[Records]
#####

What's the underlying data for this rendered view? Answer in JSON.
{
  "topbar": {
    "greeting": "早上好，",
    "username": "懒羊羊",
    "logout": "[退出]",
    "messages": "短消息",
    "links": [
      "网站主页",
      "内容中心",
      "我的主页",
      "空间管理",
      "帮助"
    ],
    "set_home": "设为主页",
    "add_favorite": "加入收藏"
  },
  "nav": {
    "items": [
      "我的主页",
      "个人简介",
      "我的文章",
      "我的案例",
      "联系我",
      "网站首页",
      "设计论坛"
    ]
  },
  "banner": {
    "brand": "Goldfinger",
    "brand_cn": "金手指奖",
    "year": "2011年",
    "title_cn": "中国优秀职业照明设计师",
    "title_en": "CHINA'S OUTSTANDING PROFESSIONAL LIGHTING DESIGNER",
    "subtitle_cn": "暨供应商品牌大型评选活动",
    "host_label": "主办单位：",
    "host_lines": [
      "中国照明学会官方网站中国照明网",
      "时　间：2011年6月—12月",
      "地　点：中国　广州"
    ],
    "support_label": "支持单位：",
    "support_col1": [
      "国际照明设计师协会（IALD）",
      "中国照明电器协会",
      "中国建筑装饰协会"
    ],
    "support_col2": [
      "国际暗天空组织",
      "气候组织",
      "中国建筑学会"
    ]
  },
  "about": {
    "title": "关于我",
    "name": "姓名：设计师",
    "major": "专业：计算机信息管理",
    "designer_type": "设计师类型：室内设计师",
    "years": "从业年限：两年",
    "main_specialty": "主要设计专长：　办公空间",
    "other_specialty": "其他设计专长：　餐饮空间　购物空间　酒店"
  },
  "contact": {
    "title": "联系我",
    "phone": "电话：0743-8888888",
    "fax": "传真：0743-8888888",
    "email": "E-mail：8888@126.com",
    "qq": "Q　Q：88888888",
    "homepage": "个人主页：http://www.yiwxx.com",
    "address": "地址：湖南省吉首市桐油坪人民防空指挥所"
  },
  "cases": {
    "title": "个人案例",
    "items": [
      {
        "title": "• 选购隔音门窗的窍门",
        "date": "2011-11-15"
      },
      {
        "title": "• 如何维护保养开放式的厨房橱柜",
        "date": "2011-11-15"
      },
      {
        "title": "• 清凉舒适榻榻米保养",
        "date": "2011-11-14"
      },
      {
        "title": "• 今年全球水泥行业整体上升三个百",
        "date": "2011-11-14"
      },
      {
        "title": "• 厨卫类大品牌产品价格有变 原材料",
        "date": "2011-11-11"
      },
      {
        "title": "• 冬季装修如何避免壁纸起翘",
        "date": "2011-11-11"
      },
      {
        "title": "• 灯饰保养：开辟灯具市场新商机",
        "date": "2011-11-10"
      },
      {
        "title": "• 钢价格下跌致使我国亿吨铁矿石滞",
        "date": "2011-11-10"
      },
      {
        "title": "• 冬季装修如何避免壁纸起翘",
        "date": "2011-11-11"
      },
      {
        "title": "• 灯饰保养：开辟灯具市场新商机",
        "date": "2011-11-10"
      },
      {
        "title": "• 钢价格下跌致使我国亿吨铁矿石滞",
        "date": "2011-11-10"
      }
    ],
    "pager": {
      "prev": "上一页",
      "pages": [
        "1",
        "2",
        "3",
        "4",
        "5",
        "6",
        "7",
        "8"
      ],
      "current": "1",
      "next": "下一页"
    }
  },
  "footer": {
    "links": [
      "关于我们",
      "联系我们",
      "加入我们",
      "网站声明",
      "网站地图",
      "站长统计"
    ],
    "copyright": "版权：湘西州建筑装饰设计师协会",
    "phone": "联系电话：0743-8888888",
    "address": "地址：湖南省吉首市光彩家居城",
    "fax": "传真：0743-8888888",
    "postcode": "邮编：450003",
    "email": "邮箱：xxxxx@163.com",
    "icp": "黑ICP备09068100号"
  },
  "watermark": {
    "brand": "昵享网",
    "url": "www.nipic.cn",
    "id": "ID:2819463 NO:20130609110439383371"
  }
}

#####

INSTRUCTION: Reproduce each line of the entries in which the word "email" is found.

EXERCISE OUTPUT:
    "email": "E-mail：8888@126.com",
    "email": "邮箱：xxxxx@163.com",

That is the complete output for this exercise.